[Extracted data entries]

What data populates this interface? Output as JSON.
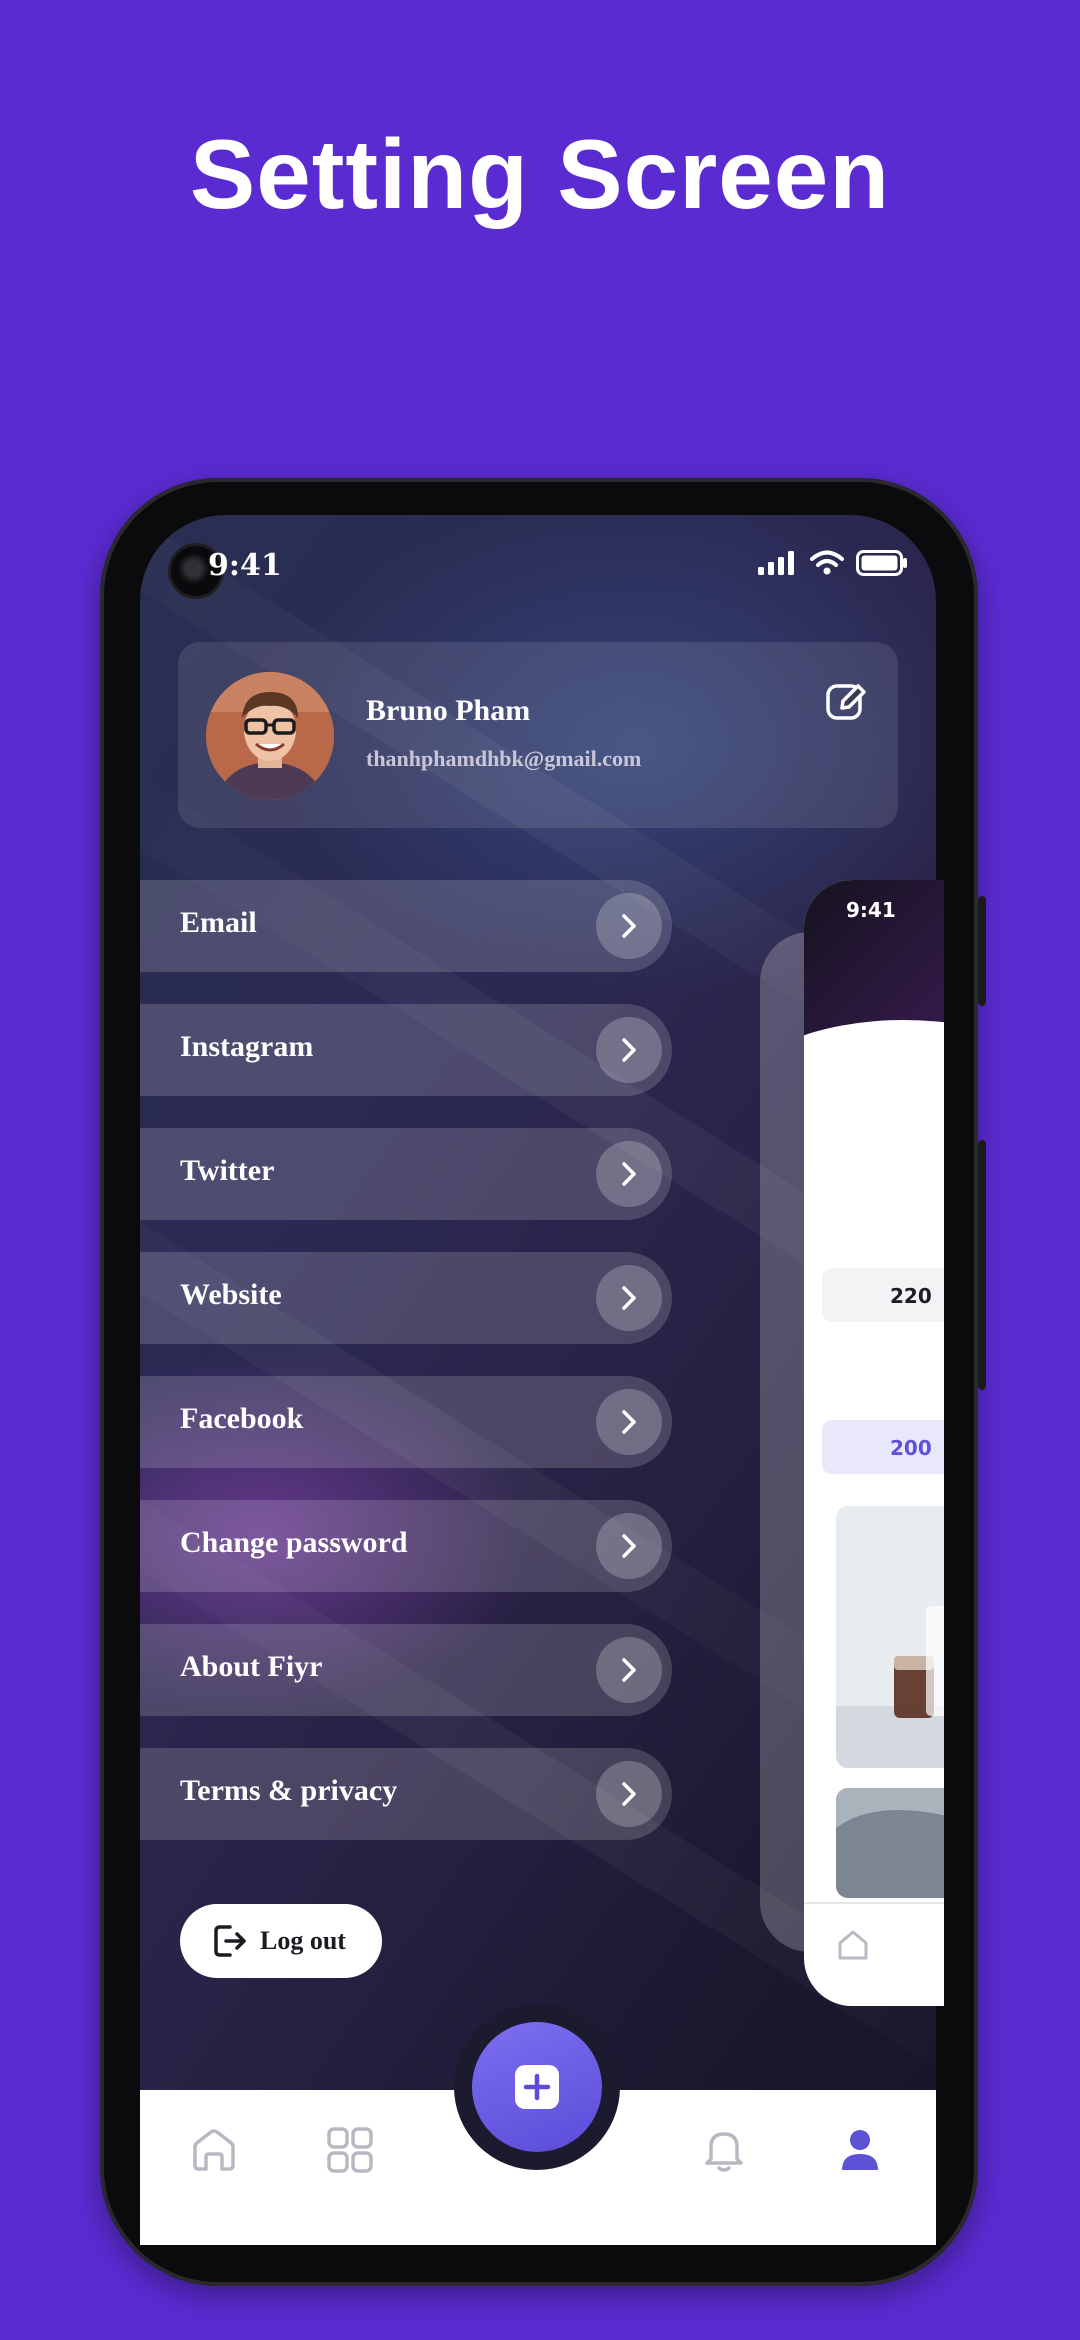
{
  "headline": "Setting Screen",
  "status_bar": {
    "time": "9:41"
  },
  "profile": {
    "name": "Bruno Pham",
    "email": "thanhphamdhbk@gmail.com"
  },
  "menu": [
    {
      "label": "Email"
    },
    {
      "label": "Instagram"
    },
    {
      "label": "Twitter"
    },
    {
      "label": "Website"
    },
    {
      "label": "Facebook"
    },
    {
      "label": "Change password"
    },
    {
      "label": "About Fiyr"
    },
    {
      "label": "Terms & privacy"
    }
  ],
  "logout": {
    "label": "Log out"
  },
  "preview": {
    "time": "9:41",
    "stat_1": "220",
    "stat_2": "200"
  },
  "bottom_nav": {
    "items": [
      {
        "icon": "home-icon"
      },
      {
        "icon": "grid-icon"
      },
      {
        "icon": "plus-icon"
      },
      {
        "icon": "bell-icon"
      },
      {
        "icon": "profile-icon"
      }
    ],
    "active": "profile-icon"
  },
  "colors": {
    "background": "#5b2bd2",
    "accent": "#5a4cd8",
    "active_nav": "#5d52d6"
  }
}
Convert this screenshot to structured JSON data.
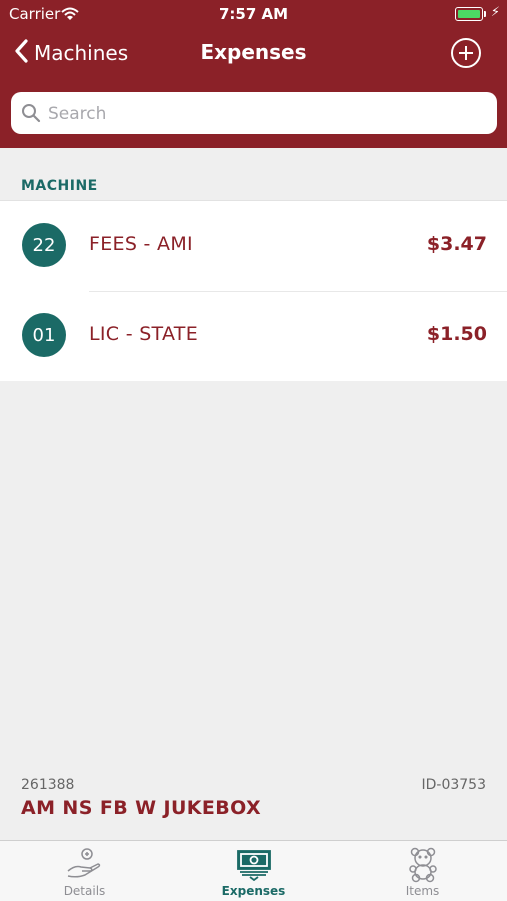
{
  "status_bar": {
    "carrier": "Carrier",
    "time": "7:57 AM"
  },
  "nav": {
    "back_label": "Machines",
    "title": "Expenses"
  },
  "search": {
    "placeholder": "Search",
    "value": ""
  },
  "section": {
    "header": "MACHINE"
  },
  "expenses": [
    {
      "number": "22",
      "name": "FEES - AMI",
      "amount": "$3.47"
    },
    {
      "number": "01",
      "name": "LIC - STATE",
      "amount": "$1.50"
    }
  ],
  "machine": {
    "code": "261388",
    "id": "ID-03753",
    "name": "AM NS FB W JUKEBOX"
  },
  "tabs": [
    {
      "label": "Details",
      "icon": "hand-coin-icon",
      "active": false
    },
    {
      "label": "Expenses",
      "icon": "cash-stack-icon",
      "active": true
    },
    {
      "label": "Items",
      "icon": "teddy-bear-icon",
      "active": false
    }
  ],
  "colors": {
    "brand": "#8b2128",
    "accent": "#1b6a66",
    "background": "#efefef"
  }
}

→ **Task**
Omit every picture, then reproduce the rest of the listing exactly.

→ **Solution for this task**
What data populates this interface? Output as JSON.
{
  "headline": "Setting Screen",
  "status_bar": {
    "time": "9:41"
  },
  "profile": {
    "name": "Bruno Pham",
    "email": "thanhphamdhbk@gmail.com"
  },
  "menu": [
    {
      "label": "Email"
    },
    {
      "label": "Instagram"
    },
    {
      "label": "Twitter"
    },
    {
      "label": "Website"
    },
    {
      "label": "Facebook"
    },
    {
      "label": "Change password"
    },
    {
      "label": "About Fiyr"
    },
    {
      "label": "Terms & privacy"
    }
  ],
  "logout": {
    "label": "Log out"
  },
  "preview": {
    "time": "9:41",
    "stat_1": "220",
    "stat_2": "200"
  },
  "bottom_nav": {
    "items": [
      {
        "icon": "home-icon"
      },
      {
        "icon": "grid-icon"
      },
      {
        "icon": "plus-icon"
      },
      {
        "icon": "bell-icon"
      },
      {
        "icon": "profile-icon"
      }
    ],
    "active": "profile-icon"
  },
  "colors": {
    "background": "#5b2bd2",
    "accent": "#5a4cd8",
    "active_nav": "#5d52d6"
  }
}
Convert this screenshot to structured JSON data.
{
  "status_bar": {
    "carrier": "Carrier",
    "time": "7:57 AM"
  },
  "nav": {
    "back_label": "Machines",
    "title": "Expenses"
  },
  "search": {
    "placeholder": "Search",
    "value": ""
  },
  "section": {
    "header": "MACHINE"
  },
  "expenses": [
    {
      "number": "22",
      "name": "FEES - AMI",
      "amount": "$3.47"
    },
    {
      "number": "01",
      "name": "LIC - STATE",
      "amount": "$1.50"
    }
  ],
  "machine": {
    "code": "261388",
    "id": "ID-03753",
    "name": "AM NS FB W JUKEBOX"
  },
  "tabs": [
    {
      "label": "Details",
      "icon": "hand-coin-icon",
      "active": false
    },
    {
      "label": "Expenses",
      "icon": "cash-stack-icon",
      "active": true
    },
    {
      "label": "Items",
      "icon": "teddy-bear-icon",
      "active": false
    }
  ],
  "colors": {
    "brand": "#8b2128",
    "accent": "#1b6a66",
    "background": "#efefef"
  }
}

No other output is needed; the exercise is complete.